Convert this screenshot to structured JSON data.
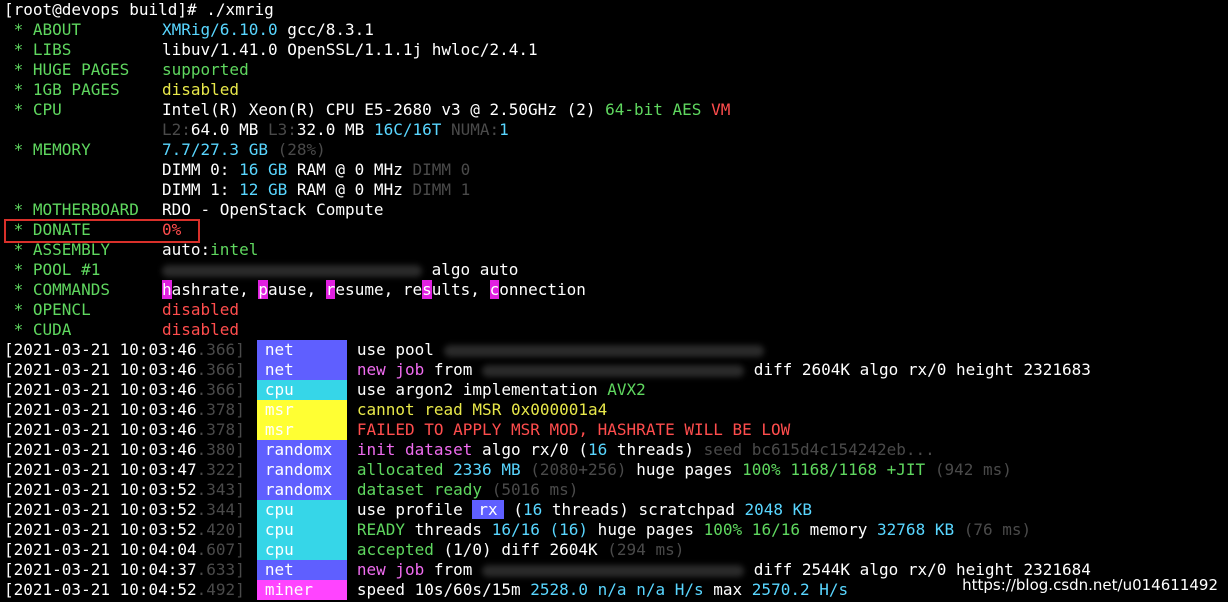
{
  "prompt": "[root@devops build]# ./xmrig",
  "info": {
    "about_label": " * ABOUT",
    "about_val": "XMRig/6.10.0",
    "about_gcc": " gcc/8.3.1",
    "libs_label": " * LIBS",
    "libs_val": "libuv/1.41.0 OpenSSL/1.1.1j hwloc/2.4.1",
    "huge_label": " * HUGE PAGES",
    "huge_val": "supported",
    "gb1_label": " * 1GB PAGES",
    "gb1_val": "disabled",
    "cpu_label": " * CPU",
    "cpu_val": "Intel(R) Xeon(R) CPU E5-2680 v3 @ 2.50GHz (2) ",
    "cpu_flags": "64-bit AES",
    "cpu_vm": " VM",
    "cache_l2k": "L2:",
    "cache_l2v": "64.0 MB",
    "cache_l3k": " L3:",
    "cache_l3v": "32.0 MB",
    "cache_c": " 16C",
    "cache_t": "/16T",
    "cache_numak": " NUMA:",
    "cache_numav": "1",
    "mem_label": " * MEMORY",
    "mem_val": "7.7/27.3 GB",
    "mem_pct": " (28%)",
    "dimm0_a": "DIMM 0: ",
    "dimm0_b": "16 GB",
    "dimm0_c": " RAM @ 0 MHz ",
    "dimm0_d": "DIMM 0",
    "dimm1_a": "DIMM 1: ",
    "dimm1_b": "12 GB",
    "dimm1_c": " RAM @ 0 MHz ",
    "dimm1_d": "DIMM 1",
    "mb_label": " * MOTHERBOARD",
    "mb_val": "RDO - OpenStack Compute",
    "donate_label": " * DONATE",
    "donate_val": "0%",
    "asm_label": " * ASSEMBLY",
    "asm_a": "auto:",
    "asm_b": "intel",
    "pool_label": " * POOL #1",
    "pool_val": "algo auto",
    "cmd_label": " * COMMANDS",
    "opencl_label": " * OPENCL",
    "opencl_val": "disabled",
    "cuda_label": " * CUDA",
    "cuda_val": "disabled"
  },
  "commands": [
    {
      "key": "h",
      "rest": "ashrate, "
    },
    {
      "key": "p",
      "rest": "ause, "
    },
    {
      "key": "r",
      "rest": "esume, "
    },
    {
      "key": "re",
      "pre": "",
      "rest": ""
    },
    {
      "key": "c",
      "rest": "onnection"
    }
  ],
  "logs": [
    {
      "date": "[2021-03-21 10:03:46",
      "ms": ".366]",
      "tag": "net"
    },
    {
      "date": "[2021-03-21 10:03:46",
      "ms": ".366]",
      "tag": "net"
    },
    {
      "date": "[2021-03-21 10:03:46",
      "ms": ".366]",
      "tag": "cpu"
    },
    {
      "date": "[2021-03-21 10:03:46",
      "ms": ".378]",
      "tag": "msr"
    },
    {
      "date": "[2021-03-21 10:03:46",
      "ms": ".378]",
      "tag": "msr"
    },
    {
      "date": "[2021-03-21 10:03:46",
      "ms": ".380]",
      "tag": "randomx"
    },
    {
      "date": "[2021-03-21 10:03:47",
      "ms": ".322]",
      "tag": "randomx"
    },
    {
      "date": "[2021-03-21 10:03:52",
      "ms": ".343]",
      "tag": "randomx"
    },
    {
      "date": "[2021-03-21 10:03:52",
      "ms": ".344]",
      "tag": "cpu"
    },
    {
      "date": "[2021-03-21 10:03:52",
      "ms": ".420]",
      "tag": "cpu"
    },
    {
      "date": "[2021-03-21 10:04:04",
      "ms": ".607]",
      "tag": "cpu"
    },
    {
      "date": "[2021-03-21 10:04:37",
      "ms": ".633]",
      "tag": "net"
    },
    {
      "date": "[2021-03-21 10:04:52",
      "ms": ".492]",
      "tag": "miner"
    }
  ],
  "msgs": {
    "m0": "use pool",
    "m1a": "new job",
    "m1b": " from",
    "m1c": "diff 2604K algo rx/0 height 2321683",
    "m2a": "use argon2 implementation ",
    "m2b": "AVX2",
    "m3a": "cannot read MSR 0x000001a4",
    "m4a": "FAILED TO APPLY MSR MOD, HASHRATE WILL BE LOW",
    "m5a": "init dataset",
    "m5b": " algo rx/0 (",
    "m5c": "16",
    "m5d": " threads) ",
    "m5e": "seed bc615d4c154242eb...",
    "m6a": "allocated ",
    "m6b": "2336 MB",
    "m6c": " (2080+256)",
    "m6d": " huge pages ",
    "m6e": "100% 1168/1168",
    "m6f": " +JIT",
    "m6g": " (942 ms)",
    "m7a": "dataset ready",
    "m7b": " (5016 ms)",
    "m8a": "use profile ",
    "m8b": "rx",
    "m8c": " (",
    "m8d": "16",
    "m8e": " threads) scratchpad ",
    "m8f": "2048 KB",
    "m9a": "READY",
    "m9b": " threads ",
    "m9c": "16/16",
    "m9d": " (16)",
    "m9e": " huge pages ",
    "m9f": "100% 16/16",
    "m9g": " memory ",
    "m9h": "32768 KB",
    "m9i": " (76 ms)",
    "m10a": "accepted",
    "m10b": " (1/0) diff 2604K",
    "m10c": " (294 ms)",
    "m11a": "new job",
    "m11b": " from",
    "m11c": "diff 2544K algo rx/0 height 2321684",
    "m12a": "speed",
    "m12b": " 10s/60s/15m ",
    "m12c": "2528.0",
    "m12d": " n/a n/a H/s",
    "m12e": " max ",
    "m12f": "2570.2 H/s"
  },
  "watermark": "https://blog.csdn.net/u014611492"
}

- **SHORT TASK**: Output an exact copy of the material, with the pictures removed.

- **RESULT OF THE TASK**:
Convert this screenshot to structured JSON data.
{
  "prompt": "[root@devops build]# ./xmrig",
  "info": {
    "about_label": " * ABOUT",
    "about_val": "XMRig/6.10.0",
    "about_gcc": " gcc/8.3.1",
    "libs_label": " * LIBS",
    "libs_val": "libuv/1.41.0 OpenSSL/1.1.1j hwloc/2.4.1",
    "huge_label": " * HUGE PAGES",
    "huge_val": "supported",
    "gb1_label": " * 1GB PAGES",
    "gb1_val": "disabled",
    "cpu_label": " * CPU",
    "cpu_val": "Intel(R) Xeon(R) CPU E5-2680 v3 @ 2.50GHz (2) ",
    "cpu_flags": "64-bit AES",
    "cpu_vm": " VM",
    "cache_l2k": "L2:",
    "cache_l2v": "64.0 MB",
    "cache_l3k": " L3:",
    "cache_l3v": "32.0 MB",
    "cache_c": " 16C",
    "cache_t": "/16T",
    "cache_numak": " NUMA:",
    "cache_numav": "1",
    "mem_label": " * MEMORY",
    "mem_val": "7.7/27.3 GB",
    "mem_pct": " (28%)",
    "dimm0_a": "DIMM 0: ",
    "dimm0_b": "16 GB",
    "dimm0_c": " RAM @ 0 MHz ",
    "dimm0_d": "DIMM 0",
    "dimm1_a": "DIMM 1: ",
    "dimm1_b": "12 GB",
    "dimm1_c": " RAM @ 0 MHz ",
    "dimm1_d": "DIMM 1",
    "mb_label": " * MOTHERBOARD",
    "mb_val": "RDO - OpenStack Compute",
    "donate_label": " * DONATE",
    "donate_val": "0%",
    "asm_label": " * ASSEMBLY",
    "asm_a": "auto:",
    "asm_b": "intel",
    "pool_label": " * POOL #1",
    "pool_val": "algo auto",
    "cmd_label": " * COMMANDS",
    "opencl_label": " * OPENCL",
    "opencl_val": "disabled",
    "cuda_label": " * CUDA",
    "cuda_val": "disabled"
  },
  "commands": [
    {
      "key": "h",
      "rest": "ashrate, "
    },
    {
      "key": "p",
      "rest": "ause, "
    },
    {
      "key": "r",
      "rest": "esume, "
    },
    {
      "key": "re",
      "pre": "",
      "rest": ""
    },
    {
      "key": "c",
      "rest": "onnection"
    }
  ],
  "logs": [
    {
      "date": "[2021-03-21 10:03:46",
      "ms": ".366]",
      "tag": "net"
    },
    {
      "date": "[2021-03-21 10:03:46",
      "ms": ".366]",
      "tag": "net"
    },
    {
      "date": "[2021-03-21 10:03:46",
      "ms": ".366]",
      "tag": "cpu"
    },
    {
      "date": "[2021-03-21 10:03:46",
      "ms": ".378]",
      "tag": "msr"
    },
    {
      "date": "[2021-03-21 10:03:46",
      "ms": ".378]",
      "tag": "msr"
    },
    {
      "date": "[2021-03-21 10:03:46",
      "ms": ".380]",
      "tag": "randomx"
    },
    {
      "date": "[2021-03-21 10:03:47",
      "ms": ".322]",
      "tag": "randomx"
    },
    {
      "date": "[2021-03-21 10:03:52",
      "ms": ".343]",
      "tag": "randomx"
    },
    {
      "date": "[2021-03-21 10:03:52",
      "ms": ".344]",
      "tag": "cpu"
    },
    {
      "date": "[2021-03-21 10:03:52",
      "ms": ".420]",
      "tag": "cpu"
    },
    {
      "date": "[2021-03-21 10:04:04",
      "ms": ".607]",
      "tag": "cpu"
    },
    {
      "date": "[2021-03-21 10:04:37",
      "ms": ".633]",
      "tag": "net"
    },
    {
      "date": "[2021-03-21 10:04:52",
      "ms": ".492]",
      "tag": "miner"
    }
  ],
  "msgs": {
    "m0": "use pool",
    "m1a": "new job",
    "m1b": " from",
    "m1c": "diff 2604K algo rx/0 height 2321683",
    "m2a": "use argon2 implementation ",
    "m2b": "AVX2",
    "m3a": "cannot read MSR 0x000001a4",
    "m4a": "FAILED TO APPLY MSR MOD, HASHRATE WILL BE LOW",
    "m5a": "init dataset",
    "m5b": " algo rx/0 (",
    "m5c": "16",
    "m5d": " threads) ",
    "m5e": "seed bc615d4c154242eb...",
    "m6a": "allocated ",
    "m6b": "2336 MB",
    "m6c": " (2080+256)",
    "m6d": " huge pages ",
    "m6e": "100% 1168/1168",
    "m6f": " +JIT",
    "m6g": " (942 ms)",
    "m7a": "dataset ready",
    "m7b": " (5016 ms)",
    "m8a": "use profile ",
    "m8b": "rx",
    "m8c": " (",
    "m8d": "16",
    "m8e": " threads) scratchpad ",
    "m8f": "2048 KB",
    "m9a": "READY",
    "m9b": " threads ",
    "m9c": "16/16",
    "m9d": " (16)",
    "m9e": " huge pages ",
    "m9f": "100% 16/16",
    "m9g": " memory ",
    "m9h": "32768 KB",
    "m9i": " (76 ms)",
    "m10a": "accepted",
    "m10b": " (1/0) diff 2604K",
    "m10c": " (294 ms)",
    "m11a": "new job",
    "m11b": " from",
    "m11c": "diff 2544K algo rx/0 height 2321684",
    "m12a": "speed",
    "m12b": " 10s/60s/15m ",
    "m12c": "2528.0",
    "m12d": " n/a n/a H/s",
    "m12e": " max ",
    "m12f": "2570.2 H/s"
  },
  "watermark": "https://blog.csdn.net/u014611492"
}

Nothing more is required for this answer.